Exercise:
Extract every entry word for word.

Supplied entries:
★ ★ ★ ★
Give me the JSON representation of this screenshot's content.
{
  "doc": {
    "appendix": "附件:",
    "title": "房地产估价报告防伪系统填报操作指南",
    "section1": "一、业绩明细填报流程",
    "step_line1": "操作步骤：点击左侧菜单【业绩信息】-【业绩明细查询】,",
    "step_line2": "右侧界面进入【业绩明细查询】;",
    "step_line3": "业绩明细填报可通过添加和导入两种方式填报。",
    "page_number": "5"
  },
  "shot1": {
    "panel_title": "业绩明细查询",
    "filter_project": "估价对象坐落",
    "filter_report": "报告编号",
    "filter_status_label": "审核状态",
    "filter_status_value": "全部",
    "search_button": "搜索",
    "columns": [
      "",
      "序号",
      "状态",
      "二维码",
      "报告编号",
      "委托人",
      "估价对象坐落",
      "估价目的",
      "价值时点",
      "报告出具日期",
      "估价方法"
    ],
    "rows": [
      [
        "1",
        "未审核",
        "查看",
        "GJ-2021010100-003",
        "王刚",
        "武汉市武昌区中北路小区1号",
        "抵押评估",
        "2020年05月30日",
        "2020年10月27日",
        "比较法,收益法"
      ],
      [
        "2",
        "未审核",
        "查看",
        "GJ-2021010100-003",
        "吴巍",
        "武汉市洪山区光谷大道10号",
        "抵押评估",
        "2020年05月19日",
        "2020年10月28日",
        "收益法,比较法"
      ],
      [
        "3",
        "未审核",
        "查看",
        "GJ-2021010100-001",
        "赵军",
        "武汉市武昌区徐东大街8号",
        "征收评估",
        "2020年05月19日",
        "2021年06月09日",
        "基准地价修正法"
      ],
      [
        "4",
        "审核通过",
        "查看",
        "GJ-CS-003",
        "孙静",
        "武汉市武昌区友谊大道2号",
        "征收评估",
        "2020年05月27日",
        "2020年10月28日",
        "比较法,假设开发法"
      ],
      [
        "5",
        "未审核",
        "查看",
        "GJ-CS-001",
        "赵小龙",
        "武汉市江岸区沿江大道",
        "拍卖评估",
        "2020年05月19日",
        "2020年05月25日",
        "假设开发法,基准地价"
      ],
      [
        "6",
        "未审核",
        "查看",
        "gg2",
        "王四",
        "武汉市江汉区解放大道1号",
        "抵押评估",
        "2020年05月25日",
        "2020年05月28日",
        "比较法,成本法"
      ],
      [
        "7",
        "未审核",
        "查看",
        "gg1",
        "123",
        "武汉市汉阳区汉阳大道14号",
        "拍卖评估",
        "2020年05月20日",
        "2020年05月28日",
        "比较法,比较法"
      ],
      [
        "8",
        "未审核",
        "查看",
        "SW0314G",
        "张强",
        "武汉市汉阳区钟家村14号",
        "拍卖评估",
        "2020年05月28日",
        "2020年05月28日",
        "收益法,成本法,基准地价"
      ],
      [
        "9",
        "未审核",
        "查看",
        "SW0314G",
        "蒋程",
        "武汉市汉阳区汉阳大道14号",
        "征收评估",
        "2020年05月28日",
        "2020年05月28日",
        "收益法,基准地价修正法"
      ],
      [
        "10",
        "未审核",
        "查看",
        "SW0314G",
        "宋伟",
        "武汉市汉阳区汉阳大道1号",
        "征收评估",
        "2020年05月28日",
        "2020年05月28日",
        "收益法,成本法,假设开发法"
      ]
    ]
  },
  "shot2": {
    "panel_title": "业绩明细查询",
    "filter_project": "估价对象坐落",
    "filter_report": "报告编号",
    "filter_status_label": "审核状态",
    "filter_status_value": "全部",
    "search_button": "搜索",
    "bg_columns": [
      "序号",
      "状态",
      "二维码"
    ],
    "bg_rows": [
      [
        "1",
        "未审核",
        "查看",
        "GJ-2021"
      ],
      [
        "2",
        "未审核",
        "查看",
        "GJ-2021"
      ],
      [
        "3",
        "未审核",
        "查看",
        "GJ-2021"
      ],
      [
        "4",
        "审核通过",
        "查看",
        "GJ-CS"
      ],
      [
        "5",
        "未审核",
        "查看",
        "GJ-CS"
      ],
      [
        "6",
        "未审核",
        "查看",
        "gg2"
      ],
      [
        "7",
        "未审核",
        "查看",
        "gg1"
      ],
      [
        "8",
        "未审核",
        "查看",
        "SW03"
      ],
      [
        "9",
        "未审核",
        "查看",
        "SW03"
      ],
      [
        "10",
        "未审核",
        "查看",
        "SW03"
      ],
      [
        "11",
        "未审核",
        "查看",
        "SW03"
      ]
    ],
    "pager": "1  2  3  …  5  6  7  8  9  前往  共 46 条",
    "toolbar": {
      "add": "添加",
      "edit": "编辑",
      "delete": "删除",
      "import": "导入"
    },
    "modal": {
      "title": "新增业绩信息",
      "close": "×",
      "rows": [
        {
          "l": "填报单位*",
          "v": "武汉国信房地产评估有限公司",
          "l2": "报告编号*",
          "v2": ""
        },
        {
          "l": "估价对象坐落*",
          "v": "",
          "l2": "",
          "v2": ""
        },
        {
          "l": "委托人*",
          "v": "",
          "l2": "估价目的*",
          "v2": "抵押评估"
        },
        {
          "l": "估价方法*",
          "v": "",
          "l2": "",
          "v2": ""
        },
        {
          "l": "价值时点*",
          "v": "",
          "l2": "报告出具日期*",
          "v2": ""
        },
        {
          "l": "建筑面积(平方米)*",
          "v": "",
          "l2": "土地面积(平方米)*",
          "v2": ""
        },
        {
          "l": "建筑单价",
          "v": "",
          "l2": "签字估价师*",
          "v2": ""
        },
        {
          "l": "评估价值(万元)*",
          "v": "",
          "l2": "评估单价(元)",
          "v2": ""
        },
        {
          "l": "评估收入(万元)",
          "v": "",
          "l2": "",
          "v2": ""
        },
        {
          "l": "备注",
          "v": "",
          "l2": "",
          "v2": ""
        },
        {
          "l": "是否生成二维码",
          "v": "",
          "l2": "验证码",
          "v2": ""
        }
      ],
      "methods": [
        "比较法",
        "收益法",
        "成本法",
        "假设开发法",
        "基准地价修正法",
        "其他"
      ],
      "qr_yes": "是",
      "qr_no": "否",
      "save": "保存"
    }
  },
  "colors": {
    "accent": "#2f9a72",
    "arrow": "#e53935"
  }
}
★ ★ ★ ★
Solution to the exercise:
Give me the JSON representation of this screenshot's content.
{
  "doc": {
    "appendix": "附件:",
    "title": "房地产估价报告防伪系统填报操作指南",
    "section1": "一、业绩明细填报流程",
    "step_line1": "操作步骤：点击左侧菜单【业绩信息】-【业绩明细查询】,",
    "step_line2": "右侧界面进入【业绩明细查询】;",
    "step_line3": "业绩明细填报可通过添加和导入两种方式填报。",
    "page_number": "5"
  },
  "shot1": {
    "panel_title": "业绩明细查询",
    "filter_project": "估价对象坐落",
    "filter_report": "报告编号",
    "filter_status_label": "审核状态",
    "filter_status_value": "全部",
    "search_button": "搜索",
    "columns": [
      "",
      "序号",
      "状态",
      "二维码",
      "报告编号",
      "委托人",
      "估价对象坐落",
      "估价目的",
      "价值时点",
      "报告出具日期",
      "估价方法"
    ],
    "rows": [
      [
        "1",
        "未审核",
        "查看",
        "GJ-2021010100-003",
        "王刚",
        "武汉市武昌区中北路小区1号",
        "抵押评估",
        "2020年05月30日",
        "2020年10月27日",
        "比较法,收益法"
      ],
      [
        "2",
        "未审核",
        "查看",
        "GJ-2021010100-003",
        "吴巍",
        "武汉市洪山区光谷大道10号",
        "抵押评估",
        "2020年05月19日",
        "2020年10月28日",
        "收益法,比较法"
      ],
      [
        "3",
        "未审核",
        "查看",
        "GJ-2021010100-001",
        "赵军",
        "武汉市武昌区徐东大街8号",
        "征收评估",
        "2020年05月19日",
        "2021年06月09日",
        "基准地价修正法"
      ],
      [
        "4",
        "审核通过",
        "查看",
        "GJ-CS-003",
        "孙静",
        "武汉市武昌区友谊大道2号",
        "征收评估",
        "2020年05月27日",
        "2020年10月28日",
        "比较法,假设开发法"
      ],
      [
        "5",
        "未审核",
        "查看",
        "GJ-CS-001",
        "赵小龙",
        "武汉市江岸区沿江大道",
        "拍卖评估",
        "2020年05月19日",
        "2020年05月25日",
        "假设开发法,基准地价"
      ],
      [
        "6",
        "未审核",
        "查看",
        "gg2",
        "王四",
        "武汉市江汉区解放大道1号",
        "抵押评估",
        "2020年05月25日",
        "2020年05月28日",
        "比较法,成本法"
      ],
      [
        "7",
        "未审核",
        "查看",
        "gg1",
        "123",
        "武汉市汉阳区汉阳大道14号",
        "拍卖评估",
        "2020年05月20日",
        "2020年05月28日",
        "比较法,比较法"
      ],
      [
        "8",
        "未审核",
        "查看",
        "SW0314G",
        "张强",
        "武汉市汉阳区钟家村14号",
        "拍卖评估",
        "2020年05月28日",
        "2020年05月28日",
        "收益法,成本法,基准地价"
      ],
      [
        "9",
        "未审核",
        "查看",
        "SW0314G",
        "蒋程",
        "武汉市汉阳区汉阳大道14号",
        "征收评估",
        "2020年05月28日",
        "2020年05月28日",
        "收益法,基准地价修正法"
      ],
      [
        "10",
        "未审核",
        "查看",
        "SW0314G",
        "宋伟",
        "武汉市汉阳区汉阳大道1号",
        "征收评估",
        "2020年05月28日",
        "2020年05月28日",
        "收益法,成本法,假设开发法"
      ]
    ]
  },
  "shot2": {
    "panel_title": "业绩明细查询",
    "filter_project": "估价对象坐落",
    "filter_report": "报告编号",
    "filter_status_label": "审核状态",
    "filter_status_value": "全部",
    "search_button": "搜索",
    "bg_columns": [
      "序号",
      "状态",
      "二维码"
    ],
    "bg_rows": [
      [
        "1",
        "未审核",
        "查看",
        "GJ-2021"
      ],
      [
        "2",
        "未审核",
        "查看",
        "GJ-2021"
      ],
      [
        "3",
        "未审核",
        "查看",
        "GJ-2021"
      ],
      [
        "4",
        "审核通过",
        "查看",
        "GJ-CS"
      ],
      [
        "5",
        "未审核",
        "查看",
        "GJ-CS"
      ],
      [
        "6",
        "未审核",
        "查看",
        "gg2"
      ],
      [
        "7",
        "未审核",
        "查看",
        "gg1"
      ],
      [
        "8",
        "未审核",
        "查看",
        "SW03"
      ],
      [
        "9",
        "未审核",
        "查看",
        "SW03"
      ],
      [
        "10",
        "未审核",
        "查看",
        "SW03"
      ],
      [
        "11",
        "未审核",
        "查看",
        "SW03"
      ]
    ],
    "pager": "1  2  3  …  5  6  7  8  9  前往  共 46 条",
    "toolbar": {
      "add": "添加",
      "edit": "编辑",
      "delete": "删除",
      "import": "导入"
    },
    "modal": {
      "title": "新增业绩信息",
      "close": "×",
      "rows": [
        {
          "l": "填报单位*",
          "v": "武汉国信房地产评估有限公司",
          "l2": "报告编号*",
          "v2": ""
        },
        {
          "l": "估价对象坐落*",
          "v": "",
          "l2": "",
          "v2": ""
        },
        {
          "l": "委托人*",
          "v": "",
          "l2": "估价目的*",
          "v2": "抵押评估"
        },
        {
          "l": "估价方法*",
          "v": "",
          "l2": "",
          "v2": ""
        },
        {
          "l": "价值时点*",
          "v": "",
          "l2": "报告出具日期*",
          "v2": ""
        },
        {
          "l": "建筑面积(平方米)*",
          "v": "",
          "l2": "土地面积(平方米)*",
          "v2": ""
        },
        {
          "l": "建筑单价",
          "v": "",
          "l2": "签字估价师*",
          "v2": ""
        },
        {
          "l": "评估价值(万元)*",
          "v": "",
          "l2": "评估单价(元)",
          "v2": ""
        },
        {
          "l": "评估收入(万元)",
          "v": "",
          "l2": "",
          "v2": ""
        },
        {
          "l": "备注",
          "v": "",
          "l2": "",
          "v2": ""
        },
        {
          "l": "是否生成二维码",
          "v": "",
          "l2": "验证码",
          "v2": ""
        }
      ],
      "methods": [
        "比较法",
        "收益法",
        "成本法",
        "假设开发法",
        "基准地价修正法",
        "其他"
      ],
      "qr_yes": "是",
      "qr_no": "否",
      "save": "保存"
    }
  },
  "colors": {
    "accent": "#2f9a72",
    "arrow": "#e53935"
  }
}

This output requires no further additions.